Exercise objective: Nothing in the data should change when you return it, but leave the pictures out.

Data for the task:
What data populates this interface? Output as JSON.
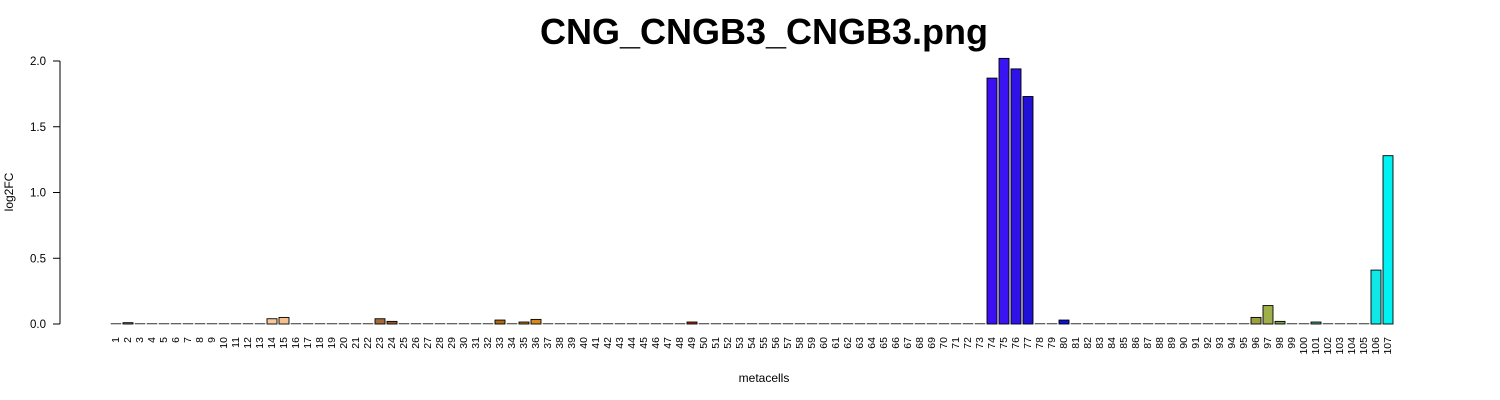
{
  "chart_data": {
    "type": "bar",
    "title": "CNG_CNGB3_CNGB3.png",
    "xlabel": "metacells",
    "ylabel": "log2FC",
    "ylim": [
      0,
      2.0
    ],
    "yticks": [
      "0.0",
      "0.5",
      "1.0",
      "1.5",
      "2.0"
    ],
    "ytick_values": [
      0,
      0.5,
      1.0,
      1.5,
      2.0
    ],
    "grid": false,
    "categories": [
      "1",
      "2",
      "3",
      "4",
      "5",
      "6",
      "7",
      "8",
      "9",
      "10",
      "11",
      "12",
      "13",
      "14",
      "15",
      "16",
      "17",
      "18",
      "19",
      "20",
      "21",
      "22",
      "23",
      "24",
      "25",
      "26",
      "27",
      "28",
      "29",
      "30",
      "31",
      "32",
      "33",
      "34",
      "35",
      "36",
      "37",
      "38",
      "39",
      "40",
      "41",
      "42",
      "43",
      "44",
      "45",
      "46",
      "47",
      "48",
      "49",
      "50",
      "51",
      "52",
      "53",
      "54",
      "55",
      "56",
      "57",
      "58",
      "59",
      "60",
      "61",
      "62",
      "63",
      "64",
      "65",
      "66",
      "67",
      "68",
      "69",
      "70",
      "71",
      "72",
      "73",
      "74",
      "75",
      "76",
      "77",
      "78",
      "79",
      "80",
      "81",
      "82",
      "83",
      "84",
      "85",
      "86",
      "87",
      "88",
      "89",
      "90",
      "91",
      "92",
      "93",
      "94",
      "95",
      "96",
      "97",
      "98",
      "99",
      "100",
      "101",
      "102",
      "103",
      "104",
      "105",
      "106",
      "107"
    ],
    "values": [
      0,
      0.01,
      0,
      0,
      0,
      0,
      0,
      0,
      0,
      0,
      0,
      0,
      0,
      0.04,
      0.05,
      0,
      0,
      0,
      0,
      0,
      0,
      0,
      0.04,
      0.02,
      0,
      0,
      0,
      0,
      0,
      0,
      0,
      0,
      0.03,
      0,
      0.015,
      0.035,
      0,
      0,
      0,
      0,
      0,
      0,
      0,
      0,
      0,
      0,
      0,
      0,
      0.015,
      0,
      0,
      0,
      0,
      0,
      0,
      0,
      0,
      0,
      0,
      0,
      0,
      0,
      0,
      0,
      0,
      0,
      0,
      0,
      0,
      0,
      0,
      0,
      0,
      1.87,
      2.02,
      1.94,
      1.73,
      0,
      0,
      0.03,
      0,
      0,
      0,
      0,
      0,
      0,
      0,
      0,
      0,
      0,
      0,
      0,
      0,
      0,
      0,
      0.05,
      0.14,
      0.02,
      0,
      0,
      0.015,
      0,
      0,
      0,
      0,
      0.41,
      1.28
    ],
    "colors": [
      "#8c8c8c",
      "#8a8a6e",
      "#8c8c8c",
      "#8c8c8c",
      "#8c8c8c",
      "#8c8c8c",
      "#8c8c8c",
      "#8c8c8c",
      "#8c8c8c",
      "#8c8c8c",
      "#8c8c8c",
      "#8c8c8c",
      "#8c8c8c",
      "#f7c99a",
      "#f5c08e",
      "#8c8c8c",
      "#8c8c8c",
      "#8c8c8c",
      "#8c8c8c",
      "#8c8c8c",
      "#8c8c8c",
      "#8c8c8c",
      "#a66a3a",
      "#9e5a2a",
      "#8c8c8c",
      "#8c8c8c",
      "#8c8c8c",
      "#8c8c8c",
      "#8c8c8c",
      "#8c8c8c",
      "#8c8c8c",
      "#8c8c8c",
      "#b06a14",
      "#8c8c8c",
      "#c07a1a",
      "#d68a20",
      "#8c8c8c",
      "#8c8c8c",
      "#8c8c8c",
      "#8c8c8c",
      "#8c8c8c",
      "#8c8c8c",
      "#8c8c8c",
      "#8c8c8c",
      "#8c8c8c",
      "#8c8c8c",
      "#8c8c8c",
      "#8c8c8c",
      "#b03010",
      "#8c8c8c",
      "#8c8c8c",
      "#8c8c8c",
      "#8c8c8c",
      "#8c8c8c",
      "#8c8c8c",
      "#8c8c8c",
      "#8c8c8c",
      "#8c8c8c",
      "#8c8c8c",
      "#8c8c8c",
      "#8c8c8c",
      "#8c8c8c",
      "#8c8c8c",
      "#8c8c8c",
      "#8c8c8c",
      "#8c8c8c",
      "#8c8c8c",
      "#8c8c8c",
      "#8c8c8c",
      "#8c8c8c",
      "#8c8c8c",
      "#8c8c8c",
      "#8c8c8c",
      "#3c10f0",
      "#3a14f2",
      "#2f12e8",
      "#2010d8",
      "#8c8c8c",
      "#8c8c8c",
      "#1010d0",
      "#8c8c8c",
      "#8c8c8c",
      "#8c8c8c",
      "#8c8c8c",
      "#8c8c8c",
      "#8c8c8c",
      "#8c8c8c",
      "#8c8c8c",
      "#8c8c8c",
      "#8c8c8c",
      "#8c8c8c",
      "#8c8c8c",
      "#8c8c8c",
      "#8c8c8c",
      "#8c8c8c",
      "#9aa040",
      "#a0b048",
      "#7ca040",
      "#8c8c8c",
      "#8c8c8c",
      "#4aa880",
      "#8c8c8c",
      "#8c8c8c",
      "#8c8c8c",
      "#8c8c8c",
      "#10e8e8",
      "#00f2f2"
    ]
  }
}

Solution to the problem:
What data populates this interface? Output as JSON.
{
  "chart_data": {
    "type": "bar",
    "title": "CNG_CNGB3_CNGB3.png",
    "xlabel": "metacells",
    "ylabel": "log2FC",
    "ylim": [
      0,
      2.0
    ],
    "yticks": [
      "0.0",
      "0.5",
      "1.0",
      "1.5",
      "2.0"
    ],
    "ytick_values": [
      0,
      0.5,
      1.0,
      1.5,
      2.0
    ],
    "grid": false,
    "categories": [
      "1",
      "2",
      "3",
      "4",
      "5",
      "6",
      "7",
      "8",
      "9",
      "10",
      "11",
      "12",
      "13",
      "14",
      "15",
      "16",
      "17",
      "18",
      "19",
      "20",
      "21",
      "22",
      "23",
      "24",
      "25",
      "26",
      "27",
      "28",
      "29",
      "30",
      "31",
      "32",
      "33",
      "34",
      "35",
      "36",
      "37",
      "38",
      "39",
      "40",
      "41",
      "42",
      "43",
      "44",
      "45",
      "46",
      "47",
      "48",
      "49",
      "50",
      "51",
      "52",
      "53",
      "54",
      "55",
      "56",
      "57",
      "58",
      "59",
      "60",
      "61",
      "62",
      "63",
      "64",
      "65",
      "66",
      "67",
      "68",
      "69",
      "70",
      "71",
      "72",
      "73",
      "74",
      "75",
      "76",
      "77",
      "78",
      "79",
      "80",
      "81",
      "82",
      "83",
      "84",
      "85",
      "86",
      "87",
      "88",
      "89",
      "90",
      "91",
      "92",
      "93",
      "94",
      "95",
      "96",
      "97",
      "98",
      "99",
      "100",
      "101",
      "102",
      "103",
      "104",
      "105",
      "106",
      "107"
    ],
    "values": [
      0,
      0.01,
      0,
      0,
      0,
      0,
      0,
      0,
      0,
      0,
      0,
      0,
      0,
      0.04,
      0.05,
      0,
      0,
      0,
      0,
      0,
      0,
      0,
      0.04,
      0.02,
      0,
      0,
      0,
      0,
      0,
      0,
      0,
      0,
      0.03,
      0,
      0.015,
      0.035,
      0,
      0,
      0,
      0,
      0,
      0,
      0,
      0,
      0,
      0,
      0,
      0,
      0.015,
      0,
      0,
      0,
      0,
      0,
      0,
      0,
      0,
      0,
      0,
      0,
      0,
      0,
      0,
      0,
      0,
      0,
      0,
      0,
      0,
      0,
      0,
      0,
      0,
      1.87,
      2.02,
      1.94,
      1.73,
      0,
      0,
      0.03,
      0,
      0,
      0,
      0,
      0,
      0,
      0,
      0,
      0,
      0,
      0,
      0,
      0,
      0,
      0,
      0.05,
      0.14,
      0.02,
      0,
      0,
      0.015,
      0,
      0,
      0,
      0,
      0.41,
      1.28
    ],
    "colors": [
      "#8c8c8c",
      "#8a8a6e",
      "#8c8c8c",
      "#8c8c8c",
      "#8c8c8c",
      "#8c8c8c",
      "#8c8c8c",
      "#8c8c8c",
      "#8c8c8c",
      "#8c8c8c",
      "#8c8c8c",
      "#8c8c8c",
      "#8c8c8c",
      "#f7c99a",
      "#f5c08e",
      "#8c8c8c",
      "#8c8c8c",
      "#8c8c8c",
      "#8c8c8c",
      "#8c8c8c",
      "#8c8c8c",
      "#8c8c8c",
      "#a66a3a",
      "#9e5a2a",
      "#8c8c8c",
      "#8c8c8c",
      "#8c8c8c",
      "#8c8c8c",
      "#8c8c8c",
      "#8c8c8c",
      "#8c8c8c",
      "#8c8c8c",
      "#b06a14",
      "#8c8c8c",
      "#c07a1a",
      "#d68a20",
      "#8c8c8c",
      "#8c8c8c",
      "#8c8c8c",
      "#8c8c8c",
      "#8c8c8c",
      "#8c8c8c",
      "#8c8c8c",
      "#8c8c8c",
      "#8c8c8c",
      "#8c8c8c",
      "#8c8c8c",
      "#8c8c8c",
      "#b03010",
      "#8c8c8c",
      "#8c8c8c",
      "#8c8c8c",
      "#8c8c8c",
      "#8c8c8c",
      "#8c8c8c",
      "#8c8c8c",
      "#8c8c8c",
      "#8c8c8c",
      "#8c8c8c",
      "#8c8c8c",
      "#8c8c8c",
      "#8c8c8c",
      "#8c8c8c",
      "#8c8c8c",
      "#8c8c8c",
      "#8c8c8c",
      "#8c8c8c",
      "#8c8c8c",
      "#8c8c8c",
      "#8c8c8c",
      "#8c8c8c",
      "#8c8c8c",
      "#8c8c8c",
      "#3c10f0",
      "#3a14f2",
      "#2f12e8",
      "#2010d8",
      "#8c8c8c",
      "#8c8c8c",
      "#1010d0",
      "#8c8c8c",
      "#8c8c8c",
      "#8c8c8c",
      "#8c8c8c",
      "#8c8c8c",
      "#8c8c8c",
      "#8c8c8c",
      "#8c8c8c",
      "#8c8c8c",
      "#8c8c8c",
      "#8c8c8c",
      "#8c8c8c",
      "#8c8c8c",
      "#8c8c8c",
      "#8c8c8c",
      "#9aa040",
      "#a0b048",
      "#7ca040",
      "#8c8c8c",
      "#8c8c8c",
      "#4aa880",
      "#8c8c8c",
      "#8c8c8c",
      "#8c8c8c",
      "#8c8c8c",
      "#10e8e8",
      "#00f2f2"
    ]
  }
}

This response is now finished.